**Records to process**.
▼

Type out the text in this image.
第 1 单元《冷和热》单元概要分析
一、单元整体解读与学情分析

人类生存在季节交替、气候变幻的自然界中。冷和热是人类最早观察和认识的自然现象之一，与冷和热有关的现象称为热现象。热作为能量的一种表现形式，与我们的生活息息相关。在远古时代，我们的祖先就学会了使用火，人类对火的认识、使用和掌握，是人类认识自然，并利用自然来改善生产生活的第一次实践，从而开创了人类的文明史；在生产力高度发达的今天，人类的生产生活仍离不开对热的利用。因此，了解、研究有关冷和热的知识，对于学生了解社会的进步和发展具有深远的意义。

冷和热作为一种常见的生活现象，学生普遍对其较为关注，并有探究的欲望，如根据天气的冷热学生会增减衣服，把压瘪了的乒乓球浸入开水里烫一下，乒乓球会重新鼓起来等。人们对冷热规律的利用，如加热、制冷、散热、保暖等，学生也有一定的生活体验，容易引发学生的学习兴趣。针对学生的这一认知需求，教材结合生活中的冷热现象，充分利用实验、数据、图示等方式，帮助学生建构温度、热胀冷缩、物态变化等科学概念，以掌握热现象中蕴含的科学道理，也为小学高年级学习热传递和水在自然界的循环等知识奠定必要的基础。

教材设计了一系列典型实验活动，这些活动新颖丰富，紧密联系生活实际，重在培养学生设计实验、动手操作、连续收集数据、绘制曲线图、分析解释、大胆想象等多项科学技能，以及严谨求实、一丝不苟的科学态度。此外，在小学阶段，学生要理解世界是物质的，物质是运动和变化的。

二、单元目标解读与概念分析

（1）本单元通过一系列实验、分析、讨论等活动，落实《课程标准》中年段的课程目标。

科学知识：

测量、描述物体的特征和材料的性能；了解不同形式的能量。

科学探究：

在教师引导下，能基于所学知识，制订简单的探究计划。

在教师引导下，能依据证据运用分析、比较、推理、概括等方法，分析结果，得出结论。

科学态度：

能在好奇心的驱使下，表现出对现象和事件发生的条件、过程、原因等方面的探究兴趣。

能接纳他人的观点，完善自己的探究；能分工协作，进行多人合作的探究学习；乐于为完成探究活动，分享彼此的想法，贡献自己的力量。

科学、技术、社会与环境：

▲

**Exercise brief**. Reproduce the data in full, exactly as presented.

**Answer to this task**.
Type out the text in this image.
第 1 单元《冷和热》单元概要分析
一、单元整体解读与学情分析

人类生存在季节交替、气候变幻的自然界中。冷和热是人类最早观察和认识的自然现象之一，与冷和热有关的现象称为热现象。热作为能量的一种表现形式，与我们的生活息息相关。在远古时代，我们的祖先就学会了使用火，人类对火的认识、使用和掌握，是人类认识自然，并利用自然来改善生产生活的第一次实践，从而开创了人类的文明史；在生产力高度发达的今天，人类的生产生活仍离不开对热的利用。因此，了解、研究有关冷和热的知识，对于学生了解社会的进步和发展具有深远的意义。

冷和热作为一种常见的生活现象，学生普遍对其较为关注，并有探究的欲望，如根据天气的冷热学生会增减衣服，把压瘪了的乒乓球浸入开水里烫一下，乒乓球会重新鼓起来等。人们对冷热规律的利用，如加热、制冷、散热、保暖等，学生也有一定的生活体验，容易引发学生的学习兴趣。针对学生的这一认知需求，教材结合生活中的冷热现象，充分利用实验、数据、图示等方式，帮助学生建构温度、热胀冷缩、物态变化等科学概念，以掌握热现象中蕴含的科学道理，也为小学高年级学习热传递和水在自然界的循环等知识奠定必要的基础。

教材设计了一系列典型实验活动，这些活动新颖丰富，紧密联系生活实际，重在培养学生设计实验、动手操作、连续收集数据、绘制曲线图、分析解释、大胆想象等多项科学技能，以及严谨求实、一丝不苟的科学态度。此外，在小学阶段，学生要理解世界是物质的，物质是运动和变化的。

二、单元目标解读与概念分析

（1）本单元通过一系列实验、分析、讨论等活动，落实《课程标准》中年段的课程目标。

科学知识：

测量、描述物体的特征和材料的性能；了解不同形式的能量。

科学探究：

在教师引导下，能基于所学知识，制订简单的探究计划。

在教师引导下，能依据证据运用分析、比较、推理、概括等方法，分析结果，得出结论。

科学态度：

能在好奇心的驱使下，表现出对现象和事件发生的条件、过程、原因等方面的探究兴趣。

能接纳他人的观点，完善自己的探究；能分工协作，进行多人合作的探究学习；乐于为完成探究活动，分享彼此的想法，贡献自己的力量。

科学、技术、社会与环境：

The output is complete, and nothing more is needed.